Material provided:
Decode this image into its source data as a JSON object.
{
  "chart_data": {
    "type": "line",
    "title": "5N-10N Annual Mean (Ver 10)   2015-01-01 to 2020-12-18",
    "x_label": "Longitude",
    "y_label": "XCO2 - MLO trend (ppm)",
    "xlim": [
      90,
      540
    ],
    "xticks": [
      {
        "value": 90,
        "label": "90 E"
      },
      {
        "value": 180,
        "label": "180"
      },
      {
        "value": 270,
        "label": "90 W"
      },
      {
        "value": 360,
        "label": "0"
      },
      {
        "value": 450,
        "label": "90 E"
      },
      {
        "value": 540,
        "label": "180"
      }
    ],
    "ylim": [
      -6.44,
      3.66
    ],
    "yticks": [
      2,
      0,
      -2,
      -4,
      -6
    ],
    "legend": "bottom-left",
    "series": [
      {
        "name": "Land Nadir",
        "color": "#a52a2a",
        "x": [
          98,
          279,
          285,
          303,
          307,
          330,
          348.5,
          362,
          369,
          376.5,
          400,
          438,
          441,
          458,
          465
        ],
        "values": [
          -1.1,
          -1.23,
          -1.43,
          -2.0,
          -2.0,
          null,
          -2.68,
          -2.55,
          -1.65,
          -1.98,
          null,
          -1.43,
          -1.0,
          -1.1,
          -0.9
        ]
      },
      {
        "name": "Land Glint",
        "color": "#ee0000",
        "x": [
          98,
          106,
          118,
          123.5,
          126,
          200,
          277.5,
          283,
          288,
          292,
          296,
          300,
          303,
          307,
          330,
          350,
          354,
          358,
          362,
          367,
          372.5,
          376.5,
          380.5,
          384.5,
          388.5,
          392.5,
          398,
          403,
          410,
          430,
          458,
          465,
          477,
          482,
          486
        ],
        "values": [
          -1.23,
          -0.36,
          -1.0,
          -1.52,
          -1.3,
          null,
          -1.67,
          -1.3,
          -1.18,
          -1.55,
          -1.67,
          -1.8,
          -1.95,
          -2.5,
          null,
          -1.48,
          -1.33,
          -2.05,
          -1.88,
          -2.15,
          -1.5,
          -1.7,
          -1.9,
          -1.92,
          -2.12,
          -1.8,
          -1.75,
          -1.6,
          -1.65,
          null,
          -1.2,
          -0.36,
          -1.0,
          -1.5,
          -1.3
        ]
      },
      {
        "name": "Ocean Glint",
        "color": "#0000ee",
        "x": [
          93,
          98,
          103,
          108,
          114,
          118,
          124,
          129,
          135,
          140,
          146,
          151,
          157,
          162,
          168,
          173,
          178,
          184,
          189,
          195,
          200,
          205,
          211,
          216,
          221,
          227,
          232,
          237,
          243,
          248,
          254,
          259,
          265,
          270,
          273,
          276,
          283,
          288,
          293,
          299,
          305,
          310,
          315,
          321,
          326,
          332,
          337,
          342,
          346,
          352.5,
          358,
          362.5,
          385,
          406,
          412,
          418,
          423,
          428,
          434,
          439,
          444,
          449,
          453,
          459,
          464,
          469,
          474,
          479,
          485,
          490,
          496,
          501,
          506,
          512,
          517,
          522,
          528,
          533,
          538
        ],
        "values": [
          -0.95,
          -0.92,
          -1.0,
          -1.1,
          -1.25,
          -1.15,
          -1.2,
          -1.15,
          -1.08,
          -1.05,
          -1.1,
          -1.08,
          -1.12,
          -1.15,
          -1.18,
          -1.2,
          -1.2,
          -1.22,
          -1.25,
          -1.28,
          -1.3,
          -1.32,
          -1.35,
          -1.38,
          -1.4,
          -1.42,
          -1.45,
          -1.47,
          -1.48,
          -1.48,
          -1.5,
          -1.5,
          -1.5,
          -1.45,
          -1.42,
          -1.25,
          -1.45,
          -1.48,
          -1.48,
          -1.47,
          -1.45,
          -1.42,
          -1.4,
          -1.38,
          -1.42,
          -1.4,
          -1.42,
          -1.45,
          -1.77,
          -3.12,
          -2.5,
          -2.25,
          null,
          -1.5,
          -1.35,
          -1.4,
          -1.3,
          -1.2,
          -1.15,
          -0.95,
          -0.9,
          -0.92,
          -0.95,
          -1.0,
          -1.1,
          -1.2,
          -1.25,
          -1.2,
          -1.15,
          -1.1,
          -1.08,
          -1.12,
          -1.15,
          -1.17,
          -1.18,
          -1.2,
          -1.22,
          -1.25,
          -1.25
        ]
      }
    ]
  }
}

What you are asked to do: In full and verbatim, repeat the records given above.

Result below:
Decode this image into its source data as a JSON object.
{
  "chart_data": {
    "type": "line",
    "title": "5N-10N Annual Mean (Ver 10)   2015-01-01 to 2020-12-18",
    "x_label": "Longitude",
    "y_label": "XCO2 - MLO trend (ppm)",
    "xlim": [
      90,
      540
    ],
    "xticks": [
      {
        "value": 90,
        "label": "90 E"
      },
      {
        "value": 180,
        "label": "180"
      },
      {
        "value": 270,
        "label": "90 W"
      },
      {
        "value": 360,
        "label": "0"
      },
      {
        "value": 450,
        "label": "90 E"
      },
      {
        "value": 540,
        "label": "180"
      }
    ],
    "ylim": [
      -6.44,
      3.66
    ],
    "yticks": [
      2,
      0,
      -2,
      -4,
      -6
    ],
    "legend": "bottom-left",
    "series": [
      {
        "name": "Land Nadir",
        "color": "#a52a2a",
        "x": [
          98,
          279,
          285,
          303,
          307,
          330,
          348.5,
          362,
          369,
          376.5,
          400,
          438,
          441,
          458,
          465
        ],
        "values": [
          -1.1,
          -1.23,
          -1.43,
          -2.0,
          -2.0,
          null,
          -2.68,
          -2.55,
          -1.65,
          -1.98,
          null,
          -1.43,
          -1.0,
          -1.1,
          -0.9
        ]
      },
      {
        "name": "Land Glint",
        "color": "#ee0000",
        "x": [
          98,
          106,
          118,
          123.5,
          126,
          200,
          277.5,
          283,
          288,
          292,
          296,
          300,
          303,
          307,
          330,
          350,
          354,
          358,
          362,
          367,
          372.5,
          376.5,
          380.5,
          384.5,
          388.5,
          392.5,
          398,
          403,
          410,
          430,
          458,
          465,
          477,
          482,
          486
        ],
        "values": [
          -1.23,
          -0.36,
          -1.0,
          -1.52,
          -1.3,
          null,
          -1.67,
          -1.3,
          -1.18,
          -1.55,
          -1.67,
          -1.8,
          -1.95,
          -2.5,
          null,
          -1.48,
          -1.33,
          -2.05,
          -1.88,
          -2.15,
          -1.5,
          -1.7,
          -1.9,
          -1.92,
          -2.12,
          -1.8,
          -1.75,
          -1.6,
          -1.65,
          null,
          -1.2,
          -0.36,
          -1.0,
          -1.5,
          -1.3
        ]
      },
      {
        "name": "Ocean Glint",
        "color": "#0000ee",
        "x": [
          93,
          98,
          103,
          108,
          114,
          118,
          124,
          129,
          135,
          140,
          146,
          151,
          157,
          162,
          168,
          173,
          178,
          184,
          189,
          195,
          200,
          205,
          211,
          216,
          221,
          227,
          232,
          237,
          243,
          248,
          254,
          259,
          265,
          270,
          273,
          276,
          283,
          288,
          293,
          299,
          305,
          310,
          315,
          321,
          326,
          332,
          337,
          342,
          346,
          352.5,
          358,
          362.5,
          385,
          406,
          412,
          418,
          423,
          428,
          434,
          439,
          444,
          449,
          453,
          459,
          464,
          469,
          474,
          479,
          485,
          490,
          496,
          501,
          506,
          512,
          517,
          522,
          528,
          533,
          538
        ],
        "values": [
          -0.95,
          -0.92,
          -1.0,
          -1.1,
          -1.25,
          -1.15,
          -1.2,
          -1.15,
          -1.08,
          -1.05,
          -1.1,
          -1.08,
          -1.12,
          -1.15,
          -1.18,
          -1.2,
          -1.2,
          -1.22,
          -1.25,
          -1.28,
          -1.3,
          -1.32,
          -1.35,
          -1.38,
          -1.4,
          -1.42,
          -1.45,
          -1.47,
          -1.48,
          -1.48,
          -1.5,
          -1.5,
          -1.5,
          -1.45,
          -1.42,
          -1.25,
          -1.45,
          -1.48,
          -1.48,
          -1.47,
          -1.45,
          -1.42,
          -1.4,
          -1.38,
          -1.42,
          -1.4,
          -1.42,
          -1.45,
          -1.77,
          -3.12,
          -2.5,
          -2.25,
          null,
          -1.5,
          -1.35,
          -1.4,
          -1.3,
          -1.2,
          -1.15,
          -0.95,
          -0.9,
          -0.92,
          -0.95,
          -1.0,
          -1.1,
          -1.2,
          -1.25,
          -1.2,
          -1.15,
          -1.1,
          -1.08,
          -1.12,
          -1.15,
          -1.17,
          -1.18,
          -1.2,
          -1.22,
          -1.25,
          -1.25
        ]
      }
    ]
  }
}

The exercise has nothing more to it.